● Direction
What follows is a listing; restate every line of it word for word.

● Working data
--- begin ---

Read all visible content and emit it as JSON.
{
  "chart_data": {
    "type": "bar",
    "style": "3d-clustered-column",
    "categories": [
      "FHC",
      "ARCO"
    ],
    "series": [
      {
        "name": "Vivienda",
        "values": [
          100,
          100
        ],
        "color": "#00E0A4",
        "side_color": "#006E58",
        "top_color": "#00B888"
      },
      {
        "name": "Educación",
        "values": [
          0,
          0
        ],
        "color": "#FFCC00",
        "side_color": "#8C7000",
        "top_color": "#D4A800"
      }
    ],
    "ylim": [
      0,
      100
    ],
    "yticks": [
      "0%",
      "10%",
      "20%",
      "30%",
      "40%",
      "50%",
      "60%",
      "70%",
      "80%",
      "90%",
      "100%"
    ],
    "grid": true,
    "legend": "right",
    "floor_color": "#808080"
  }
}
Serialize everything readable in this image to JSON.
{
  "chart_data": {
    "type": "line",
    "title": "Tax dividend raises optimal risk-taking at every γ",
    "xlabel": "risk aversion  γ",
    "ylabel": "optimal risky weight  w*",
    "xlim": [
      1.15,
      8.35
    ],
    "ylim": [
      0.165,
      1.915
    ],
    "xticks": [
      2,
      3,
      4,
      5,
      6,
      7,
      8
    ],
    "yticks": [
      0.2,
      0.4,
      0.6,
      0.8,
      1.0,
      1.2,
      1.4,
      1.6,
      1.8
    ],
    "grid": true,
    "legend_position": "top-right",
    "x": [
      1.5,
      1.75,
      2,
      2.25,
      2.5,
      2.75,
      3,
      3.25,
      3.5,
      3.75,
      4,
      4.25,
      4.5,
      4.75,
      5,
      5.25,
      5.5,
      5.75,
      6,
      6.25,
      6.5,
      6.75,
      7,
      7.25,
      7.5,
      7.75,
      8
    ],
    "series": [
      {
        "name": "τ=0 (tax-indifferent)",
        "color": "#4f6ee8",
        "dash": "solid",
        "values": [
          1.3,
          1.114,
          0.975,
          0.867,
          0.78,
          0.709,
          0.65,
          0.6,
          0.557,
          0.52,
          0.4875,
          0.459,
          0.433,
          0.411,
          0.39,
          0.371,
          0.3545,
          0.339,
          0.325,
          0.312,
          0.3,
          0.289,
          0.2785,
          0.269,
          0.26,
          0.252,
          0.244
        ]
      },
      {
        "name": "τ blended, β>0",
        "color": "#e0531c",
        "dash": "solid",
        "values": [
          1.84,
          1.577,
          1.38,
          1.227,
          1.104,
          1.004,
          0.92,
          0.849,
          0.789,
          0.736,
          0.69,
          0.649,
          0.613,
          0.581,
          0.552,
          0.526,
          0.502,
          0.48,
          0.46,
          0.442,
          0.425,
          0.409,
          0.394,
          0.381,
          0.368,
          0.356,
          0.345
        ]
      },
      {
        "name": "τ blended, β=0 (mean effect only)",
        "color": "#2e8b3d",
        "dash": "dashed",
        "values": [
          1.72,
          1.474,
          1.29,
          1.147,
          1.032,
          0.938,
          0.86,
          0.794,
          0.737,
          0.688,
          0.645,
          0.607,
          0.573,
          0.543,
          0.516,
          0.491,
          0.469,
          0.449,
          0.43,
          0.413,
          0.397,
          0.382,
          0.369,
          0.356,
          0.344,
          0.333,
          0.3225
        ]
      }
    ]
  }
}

--- end ---

● Expected answer
Read all visible content and emit it as JSON.
{
  "chart_data": {
    "type": "bar",
    "style": "3d-clustered-column",
    "categories": [
      "FHC",
      "ARCO"
    ],
    "series": [
      {
        "name": "Vivienda",
        "values": [
          100,
          100
        ],
        "color": "#00E0A4",
        "side_color": "#006E58",
        "top_color": "#00B888"
      },
      {
        "name": "Educación",
        "values": [
          0,
          0
        ],
        "color": "#FFCC00",
        "side_color": "#8C7000",
        "top_color": "#D4A800"
      }
    ],
    "ylim": [
      0,
      100
    ],
    "yticks": [
      "0%",
      "10%",
      "20%",
      "30%",
      "40%",
      "50%",
      "60%",
      "70%",
      "80%",
      "90%",
      "100%"
    ],
    "grid": true,
    "legend": "right",
    "floor_color": "#808080"
  }
}
Serialize everything readable in this image to JSON.
{
  "chart_data": {
    "type": "line",
    "title": "Tax dividend raises optimal risk-taking at every γ",
    "xlabel": "risk aversion  γ",
    "ylabel": "optimal risky weight  w*",
    "xlim": [
      1.15,
      8.35
    ],
    "ylim": [
      0.165,
      1.915
    ],
    "xticks": [
      2,
      3,
      4,
      5,
      6,
      7,
      8
    ],
    "yticks": [
      0.2,
      0.4,
      0.6,
      0.8,
      1.0,
      1.2,
      1.4,
      1.6,
      1.8
    ],
    "grid": true,
    "legend_position": "top-right",
    "x": [
      1.5,
      1.75,
      2,
      2.25,
      2.5,
      2.75,
      3,
      3.25,
      3.5,
      3.75,
      4,
      4.25,
      4.5,
      4.75,
      5,
      5.25,
      5.5,
      5.75,
      6,
      6.25,
      6.5,
      6.75,
      7,
      7.25,
      7.5,
      7.75,
      8
    ],
    "series": [
      {
        "name": "τ=0 (tax-indifferent)",
        "color": "#4f6ee8",
        "dash": "solid",
        "values": [
          1.3,
          1.114,
          0.975,
          0.867,
          0.78,
          0.709,
          0.65,
          0.6,
          0.557,
          0.52,
          0.4875,
          0.459,
          0.433,
          0.411,
          0.39,
          0.371,
          0.3545,
          0.339,
          0.325,
          0.312,
          0.3,
          0.289,
          0.2785,
          0.269,
          0.26,
          0.252,
          0.244
        ]
      },
      {
        "name": "τ blended, β>0",
        "color": "#e0531c",
        "dash": "solid",
        "values": [
          1.84,
          1.577,
          1.38,
          1.227,
          1.104,
          1.004,
          0.92,
          0.849,
          0.789,
          0.736,
          0.69,
          0.649,
          0.613,
          0.581,
          0.552,
          0.526,
          0.502,
          0.48,
          0.46,
          0.442,
          0.425,
          0.409,
          0.394,
          0.381,
          0.368,
          0.356,
          0.345
        ]
      },
      {
        "name": "τ blended, β=0 (mean effect only)",
        "color": "#2e8b3d",
        "dash": "dashed",
        "values": [
          1.72,
          1.474,
          1.29,
          1.147,
          1.032,
          0.938,
          0.86,
          0.794,
          0.737,
          0.688,
          0.645,
          0.607,
          0.573,
          0.543,
          0.516,
          0.491,
          0.469,
          0.449,
          0.43,
          0.413,
          0.397,
          0.382,
          0.369,
          0.356,
          0.344,
          0.333,
          0.3225
        ]
      }
    ]
  }
}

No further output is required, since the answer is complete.